Part of a data file:
________________

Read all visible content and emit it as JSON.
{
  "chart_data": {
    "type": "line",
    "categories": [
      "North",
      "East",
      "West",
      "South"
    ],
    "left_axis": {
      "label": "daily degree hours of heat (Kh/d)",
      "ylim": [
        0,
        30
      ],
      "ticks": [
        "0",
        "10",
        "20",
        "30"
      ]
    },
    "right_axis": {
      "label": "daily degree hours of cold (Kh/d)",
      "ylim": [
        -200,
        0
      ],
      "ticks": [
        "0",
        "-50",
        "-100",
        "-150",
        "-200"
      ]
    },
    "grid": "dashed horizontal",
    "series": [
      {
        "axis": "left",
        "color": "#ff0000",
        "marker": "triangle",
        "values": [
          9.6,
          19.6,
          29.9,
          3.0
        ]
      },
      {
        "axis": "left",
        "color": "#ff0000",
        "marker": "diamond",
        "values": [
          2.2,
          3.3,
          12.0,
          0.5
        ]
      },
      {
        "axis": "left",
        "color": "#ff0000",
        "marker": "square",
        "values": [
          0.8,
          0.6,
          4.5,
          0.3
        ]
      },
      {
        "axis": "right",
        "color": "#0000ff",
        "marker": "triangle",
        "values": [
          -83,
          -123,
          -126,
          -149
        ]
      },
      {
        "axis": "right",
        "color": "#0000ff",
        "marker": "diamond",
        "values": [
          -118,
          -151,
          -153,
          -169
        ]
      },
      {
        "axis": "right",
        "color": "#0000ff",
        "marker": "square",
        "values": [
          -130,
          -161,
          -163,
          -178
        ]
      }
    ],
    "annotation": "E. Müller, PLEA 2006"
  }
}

________________

• [WHAT THE TASK REQUIRES]
Retype all of the entries precisely as they are.

• [TASK SOLUTION]
Read all visible content and emit it as JSON.
{
  "chart_data": {
    "type": "line",
    "categories": [
      "North",
      "East",
      "West",
      "South"
    ],
    "left_axis": {
      "label": "daily degree hours of heat (Kh/d)",
      "ylim": [
        0,
        30
      ],
      "ticks": [
        "0",
        "10",
        "20",
        "30"
      ]
    },
    "right_axis": {
      "label": "daily degree hours of cold (Kh/d)",
      "ylim": [
        -200,
        0
      ],
      "ticks": [
        "0",
        "-50",
        "-100",
        "-150",
        "-200"
      ]
    },
    "grid": "dashed horizontal",
    "series": [
      {
        "axis": "left",
        "color": "#ff0000",
        "marker": "triangle",
        "values": [
          9.6,
          19.6,
          29.9,
          3.0
        ]
      },
      {
        "axis": "left",
        "color": "#ff0000",
        "marker": "diamond",
        "values": [
          2.2,
          3.3,
          12.0,
          0.5
        ]
      },
      {
        "axis": "left",
        "color": "#ff0000",
        "marker": "square",
        "values": [
          0.8,
          0.6,
          4.5,
          0.3
        ]
      },
      {
        "axis": "right",
        "color": "#0000ff",
        "marker": "triangle",
        "values": [
          -83,
          -123,
          -126,
          -149
        ]
      },
      {
        "axis": "right",
        "color": "#0000ff",
        "marker": "diamond",
        "values": [
          -118,
          -151,
          -153,
          -169
        ]
      },
      {
        "axis": "right",
        "color": "#0000ff",
        "marker": "square",
        "values": [
          -130,
          -161,
          -163,
          -178
        ]
      }
    ],
    "annotation": "E. Müller, PLEA 2006"
  }
}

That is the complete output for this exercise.